▶ **What to produce**: Output each entry below as it stands, leaving out every picture.

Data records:
__________

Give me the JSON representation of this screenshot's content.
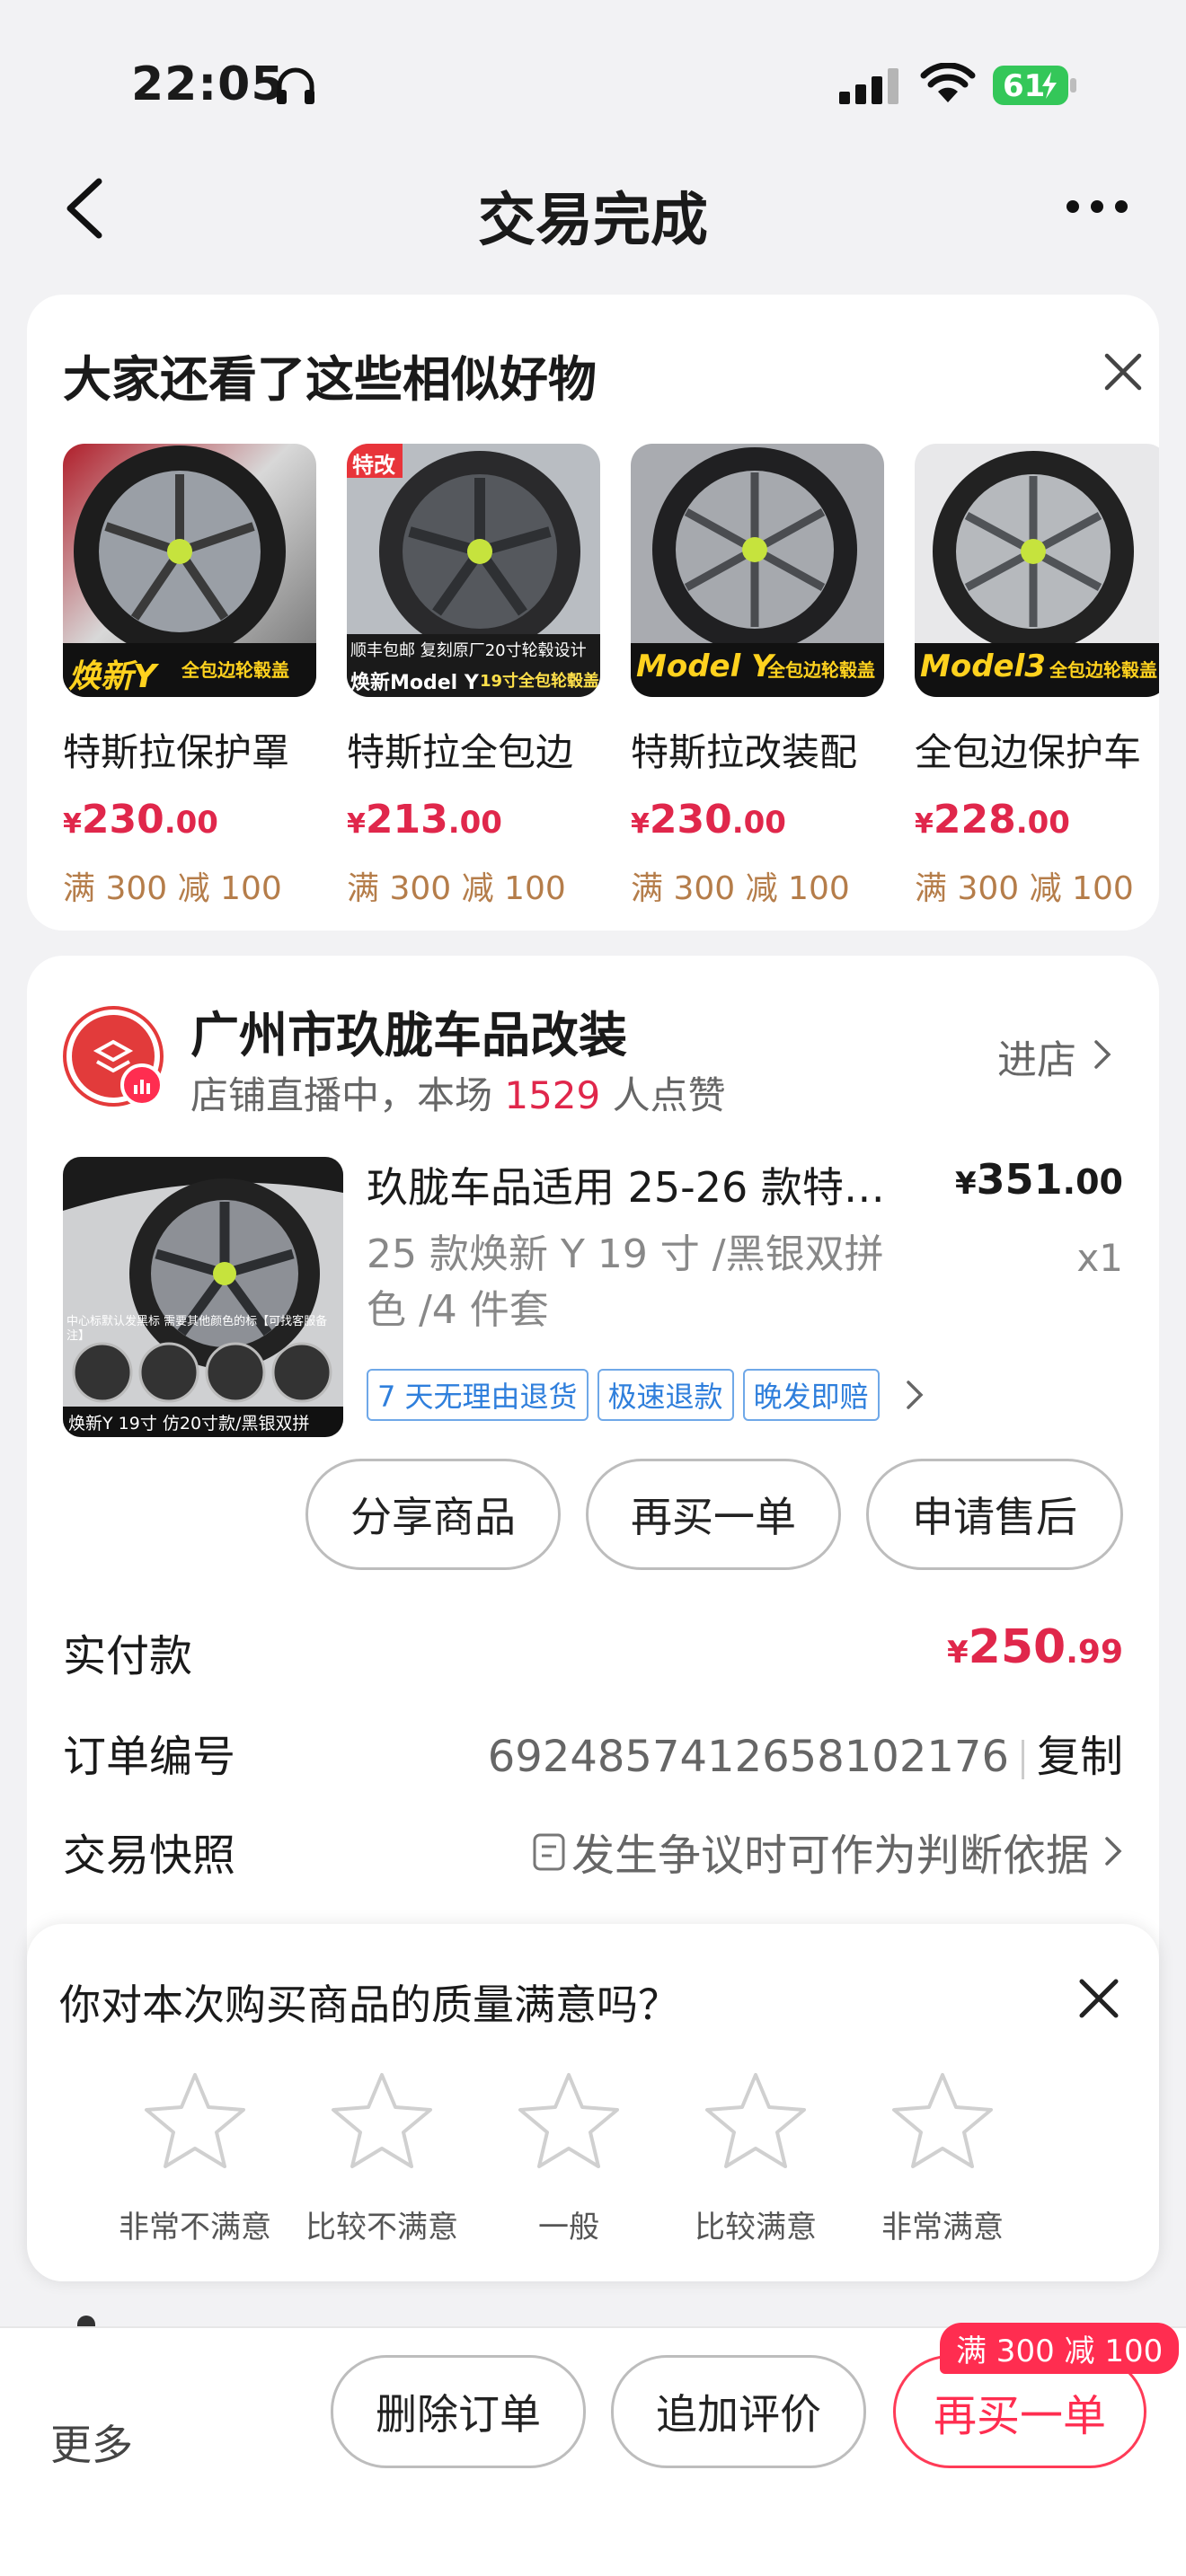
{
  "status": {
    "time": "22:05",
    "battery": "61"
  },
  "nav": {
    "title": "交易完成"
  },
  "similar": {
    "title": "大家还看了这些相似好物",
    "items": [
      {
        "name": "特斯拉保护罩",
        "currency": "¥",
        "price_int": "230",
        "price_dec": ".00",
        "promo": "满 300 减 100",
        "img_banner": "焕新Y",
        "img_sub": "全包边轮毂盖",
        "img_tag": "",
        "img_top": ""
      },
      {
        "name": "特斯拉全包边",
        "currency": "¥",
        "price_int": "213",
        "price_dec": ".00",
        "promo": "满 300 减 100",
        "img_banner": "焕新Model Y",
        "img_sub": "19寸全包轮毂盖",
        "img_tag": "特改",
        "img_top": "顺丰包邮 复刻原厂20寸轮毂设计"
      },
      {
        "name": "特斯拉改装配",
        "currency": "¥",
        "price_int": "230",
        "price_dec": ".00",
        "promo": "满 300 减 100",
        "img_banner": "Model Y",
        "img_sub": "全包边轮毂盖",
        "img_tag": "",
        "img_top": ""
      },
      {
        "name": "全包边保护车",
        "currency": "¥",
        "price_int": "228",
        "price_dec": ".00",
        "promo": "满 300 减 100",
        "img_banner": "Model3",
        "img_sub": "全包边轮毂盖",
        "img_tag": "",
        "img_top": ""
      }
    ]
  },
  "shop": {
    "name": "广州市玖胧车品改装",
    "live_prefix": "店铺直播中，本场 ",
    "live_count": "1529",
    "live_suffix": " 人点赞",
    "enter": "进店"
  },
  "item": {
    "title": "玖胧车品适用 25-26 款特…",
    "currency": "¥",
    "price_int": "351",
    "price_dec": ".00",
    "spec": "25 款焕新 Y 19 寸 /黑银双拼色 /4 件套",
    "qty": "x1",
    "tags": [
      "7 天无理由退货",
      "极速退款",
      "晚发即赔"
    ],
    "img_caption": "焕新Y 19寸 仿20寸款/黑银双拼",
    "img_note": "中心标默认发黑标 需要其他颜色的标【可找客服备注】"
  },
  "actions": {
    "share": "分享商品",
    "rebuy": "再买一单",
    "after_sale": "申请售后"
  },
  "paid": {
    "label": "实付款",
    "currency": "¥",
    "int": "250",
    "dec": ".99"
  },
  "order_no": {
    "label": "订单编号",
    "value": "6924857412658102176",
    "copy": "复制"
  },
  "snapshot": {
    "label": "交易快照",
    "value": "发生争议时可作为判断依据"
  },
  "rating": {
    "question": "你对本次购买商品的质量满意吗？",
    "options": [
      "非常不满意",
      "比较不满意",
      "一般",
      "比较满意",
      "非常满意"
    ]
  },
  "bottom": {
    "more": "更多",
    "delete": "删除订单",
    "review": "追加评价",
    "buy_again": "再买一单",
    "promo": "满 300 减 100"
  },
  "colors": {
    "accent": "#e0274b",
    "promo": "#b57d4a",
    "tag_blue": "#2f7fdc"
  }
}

__________

▶ **Result**:
Give me the JSON representation of this screenshot's content.
{
  "status": {
    "time": "22:05",
    "battery": "61"
  },
  "nav": {
    "title": "交易完成"
  },
  "similar": {
    "title": "大家还看了这些相似好物",
    "items": [
      {
        "name": "特斯拉保护罩",
        "currency": "¥",
        "price_int": "230",
        "price_dec": ".00",
        "promo": "满 300 减 100",
        "img_banner": "焕新Y",
        "img_sub": "全包边轮毂盖",
        "img_tag": "",
        "img_top": ""
      },
      {
        "name": "特斯拉全包边",
        "currency": "¥",
        "price_int": "213",
        "price_dec": ".00",
        "promo": "满 300 减 100",
        "img_banner": "焕新Model Y",
        "img_sub": "19寸全包轮毂盖",
        "img_tag": "特改",
        "img_top": "顺丰包邮 复刻原厂20寸轮毂设计"
      },
      {
        "name": "特斯拉改装配",
        "currency": "¥",
        "price_int": "230",
        "price_dec": ".00",
        "promo": "满 300 减 100",
        "img_banner": "Model Y",
        "img_sub": "全包边轮毂盖",
        "img_tag": "",
        "img_top": ""
      },
      {
        "name": "全包边保护车",
        "currency": "¥",
        "price_int": "228",
        "price_dec": ".00",
        "promo": "满 300 减 100",
        "img_banner": "Model3",
        "img_sub": "全包边轮毂盖",
        "img_tag": "",
        "img_top": ""
      }
    ]
  },
  "shop": {
    "name": "广州市玖胧车品改装",
    "live_prefix": "店铺直播中，本场 ",
    "live_count": "1529",
    "live_suffix": " 人点赞",
    "enter": "进店"
  },
  "item": {
    "title": "玖胧车品适用 25-26 款特…",
    "currency": "¥",
    "price_int": "351",
    "price_dec": ".00",
    "spec": "25 款焕新 Y 19 寸 /黑银双拼色 /4 件套",
    "qty": "x1",
    "tags": [
      "7 天无理由退货",
      "极速退款",
      "晚发即赔"
    ],
    "img_caption": "焕新Y 19寸 仿20寸款/黑银双拼",
    "img_note": "中心标默认发黑标 需要其他颜色的标【可找客服备注】"
  },
  "actions": {
    "share": "分享商品",
    "rebuy": "再买一单",
    "after_sale": "申请售后"
  },
  "paid": {
    "label": "实付款",
    "currency": "¥",
    "int": "250",
    "dec": ".99"
  },
  "order_no": {
    "label": "订单编号",
    "value": "6924857412658102176",
    "copy": "复制"
  },
  "snapshot": {
    "label": "交易快照",
    "value": "发生争议时可作为判断依据"
  },
  "rating": {
    "question": "你对本次购买商品的质量满意吗？",
    "options": [
      "非常不满意",
      "比较不满意",
      "一般",
      "比较满意",
      "非常满意"
    ]
  },
  "bottom": {
    "more": "更多",
    "delete": "删除订单",
    "review": "追加评价",
    "buy_again": "再买一单",
    "promo": "满 300 减 100"
  },
  "colors": {
    "accent": "#e0274b",
    "promo": "#b57d4a",
    "tag_blue": "#2f7fdc"
  }
}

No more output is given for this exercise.